## START Entries supplied

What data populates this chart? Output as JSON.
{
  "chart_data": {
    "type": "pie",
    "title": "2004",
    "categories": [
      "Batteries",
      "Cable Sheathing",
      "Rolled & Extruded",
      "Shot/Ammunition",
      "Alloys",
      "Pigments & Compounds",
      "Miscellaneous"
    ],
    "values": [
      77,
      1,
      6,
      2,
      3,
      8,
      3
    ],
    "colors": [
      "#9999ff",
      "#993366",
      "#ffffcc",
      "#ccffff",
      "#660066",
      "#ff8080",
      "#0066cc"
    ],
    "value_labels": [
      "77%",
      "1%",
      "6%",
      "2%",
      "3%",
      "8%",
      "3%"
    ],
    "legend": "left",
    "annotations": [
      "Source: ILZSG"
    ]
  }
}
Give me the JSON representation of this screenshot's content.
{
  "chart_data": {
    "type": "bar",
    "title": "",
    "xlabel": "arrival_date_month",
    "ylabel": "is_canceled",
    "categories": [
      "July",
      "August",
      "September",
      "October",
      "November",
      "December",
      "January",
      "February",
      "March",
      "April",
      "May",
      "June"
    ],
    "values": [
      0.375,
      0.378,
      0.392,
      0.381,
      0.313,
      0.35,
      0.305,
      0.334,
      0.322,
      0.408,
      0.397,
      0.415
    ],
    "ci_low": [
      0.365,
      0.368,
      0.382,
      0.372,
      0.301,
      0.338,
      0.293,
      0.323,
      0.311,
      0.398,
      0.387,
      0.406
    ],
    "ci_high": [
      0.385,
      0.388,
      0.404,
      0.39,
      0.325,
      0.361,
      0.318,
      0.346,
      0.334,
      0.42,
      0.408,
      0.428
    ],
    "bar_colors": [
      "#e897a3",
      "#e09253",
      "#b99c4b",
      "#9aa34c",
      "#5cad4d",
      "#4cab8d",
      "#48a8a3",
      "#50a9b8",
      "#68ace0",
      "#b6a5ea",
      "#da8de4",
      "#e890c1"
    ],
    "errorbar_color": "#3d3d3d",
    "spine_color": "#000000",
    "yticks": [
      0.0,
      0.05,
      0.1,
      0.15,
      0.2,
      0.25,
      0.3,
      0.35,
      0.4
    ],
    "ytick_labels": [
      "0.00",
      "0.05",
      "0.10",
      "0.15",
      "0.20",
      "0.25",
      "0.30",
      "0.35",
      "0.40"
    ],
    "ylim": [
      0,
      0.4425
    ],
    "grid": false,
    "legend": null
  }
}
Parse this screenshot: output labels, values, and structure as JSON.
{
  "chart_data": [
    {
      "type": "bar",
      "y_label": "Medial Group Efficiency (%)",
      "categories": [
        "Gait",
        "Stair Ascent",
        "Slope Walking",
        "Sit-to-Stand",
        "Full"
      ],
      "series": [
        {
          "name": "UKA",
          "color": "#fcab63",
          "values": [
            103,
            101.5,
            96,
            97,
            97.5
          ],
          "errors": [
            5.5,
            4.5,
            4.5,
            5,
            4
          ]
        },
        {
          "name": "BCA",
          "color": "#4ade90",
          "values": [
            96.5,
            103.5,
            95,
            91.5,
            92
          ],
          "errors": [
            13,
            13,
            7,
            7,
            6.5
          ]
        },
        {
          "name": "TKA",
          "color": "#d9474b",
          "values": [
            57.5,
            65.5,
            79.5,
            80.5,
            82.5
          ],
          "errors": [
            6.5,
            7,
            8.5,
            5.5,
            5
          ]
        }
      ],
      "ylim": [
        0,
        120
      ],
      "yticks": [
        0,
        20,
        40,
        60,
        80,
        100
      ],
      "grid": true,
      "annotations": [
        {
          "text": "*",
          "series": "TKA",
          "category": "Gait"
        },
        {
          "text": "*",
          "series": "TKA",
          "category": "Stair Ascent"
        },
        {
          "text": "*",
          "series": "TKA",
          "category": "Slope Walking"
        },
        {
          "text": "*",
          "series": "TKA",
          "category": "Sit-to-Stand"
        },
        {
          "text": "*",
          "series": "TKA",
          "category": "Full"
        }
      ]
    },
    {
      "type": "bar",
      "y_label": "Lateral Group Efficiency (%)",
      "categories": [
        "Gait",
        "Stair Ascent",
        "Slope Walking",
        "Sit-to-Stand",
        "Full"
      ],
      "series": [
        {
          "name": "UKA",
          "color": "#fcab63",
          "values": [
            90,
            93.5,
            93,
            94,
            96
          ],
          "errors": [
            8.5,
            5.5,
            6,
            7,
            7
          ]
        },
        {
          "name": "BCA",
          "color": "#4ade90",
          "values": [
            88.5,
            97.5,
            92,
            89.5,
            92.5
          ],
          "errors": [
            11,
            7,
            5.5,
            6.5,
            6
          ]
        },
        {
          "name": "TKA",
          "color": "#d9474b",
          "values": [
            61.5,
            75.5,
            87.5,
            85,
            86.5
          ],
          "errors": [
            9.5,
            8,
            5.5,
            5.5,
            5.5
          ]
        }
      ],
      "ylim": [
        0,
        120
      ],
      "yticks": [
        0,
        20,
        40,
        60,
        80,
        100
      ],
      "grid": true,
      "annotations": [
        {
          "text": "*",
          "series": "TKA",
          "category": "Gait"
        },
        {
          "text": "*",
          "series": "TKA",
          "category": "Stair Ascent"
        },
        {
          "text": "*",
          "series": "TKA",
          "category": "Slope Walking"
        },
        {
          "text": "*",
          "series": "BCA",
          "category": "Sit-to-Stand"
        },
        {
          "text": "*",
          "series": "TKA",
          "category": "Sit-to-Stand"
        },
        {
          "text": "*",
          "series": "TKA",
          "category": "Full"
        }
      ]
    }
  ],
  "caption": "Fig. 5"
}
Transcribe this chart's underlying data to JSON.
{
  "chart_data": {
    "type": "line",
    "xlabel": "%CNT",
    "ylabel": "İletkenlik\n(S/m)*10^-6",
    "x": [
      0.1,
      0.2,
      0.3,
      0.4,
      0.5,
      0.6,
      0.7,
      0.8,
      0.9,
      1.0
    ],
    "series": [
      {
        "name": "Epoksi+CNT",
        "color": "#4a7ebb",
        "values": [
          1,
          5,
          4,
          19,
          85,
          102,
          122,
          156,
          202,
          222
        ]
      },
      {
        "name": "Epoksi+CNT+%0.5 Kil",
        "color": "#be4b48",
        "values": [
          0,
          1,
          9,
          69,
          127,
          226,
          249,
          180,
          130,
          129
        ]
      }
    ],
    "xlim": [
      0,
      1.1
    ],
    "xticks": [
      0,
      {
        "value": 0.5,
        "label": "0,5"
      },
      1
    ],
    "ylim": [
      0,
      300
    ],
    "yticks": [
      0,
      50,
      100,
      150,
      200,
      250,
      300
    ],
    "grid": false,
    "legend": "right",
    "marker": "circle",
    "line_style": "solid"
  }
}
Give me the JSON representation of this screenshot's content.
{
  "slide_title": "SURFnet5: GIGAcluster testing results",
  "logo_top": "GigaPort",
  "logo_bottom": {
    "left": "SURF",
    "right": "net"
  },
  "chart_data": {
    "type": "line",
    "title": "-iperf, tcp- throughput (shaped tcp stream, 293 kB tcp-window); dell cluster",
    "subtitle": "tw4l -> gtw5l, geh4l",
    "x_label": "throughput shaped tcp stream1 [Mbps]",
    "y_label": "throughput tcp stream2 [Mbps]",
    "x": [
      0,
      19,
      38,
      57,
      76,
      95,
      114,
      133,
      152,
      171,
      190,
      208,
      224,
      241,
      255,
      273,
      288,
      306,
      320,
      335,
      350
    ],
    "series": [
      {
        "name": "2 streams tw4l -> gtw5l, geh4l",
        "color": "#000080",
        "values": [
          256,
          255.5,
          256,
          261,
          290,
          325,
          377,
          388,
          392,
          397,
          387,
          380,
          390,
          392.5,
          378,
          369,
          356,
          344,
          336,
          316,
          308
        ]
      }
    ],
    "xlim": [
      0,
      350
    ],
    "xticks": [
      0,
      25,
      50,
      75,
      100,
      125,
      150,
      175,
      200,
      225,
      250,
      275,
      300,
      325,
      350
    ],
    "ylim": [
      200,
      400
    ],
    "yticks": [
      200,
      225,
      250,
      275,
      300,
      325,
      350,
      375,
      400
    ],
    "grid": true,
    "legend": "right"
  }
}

## END Entries supplied

» What is required:
Search the lines above for the string "ylabel" and copy each line that has it.

» Output:
    "ylabel": "is_canceled",
    "ylabel": "İletkenlik\n(S/m)*10^-6",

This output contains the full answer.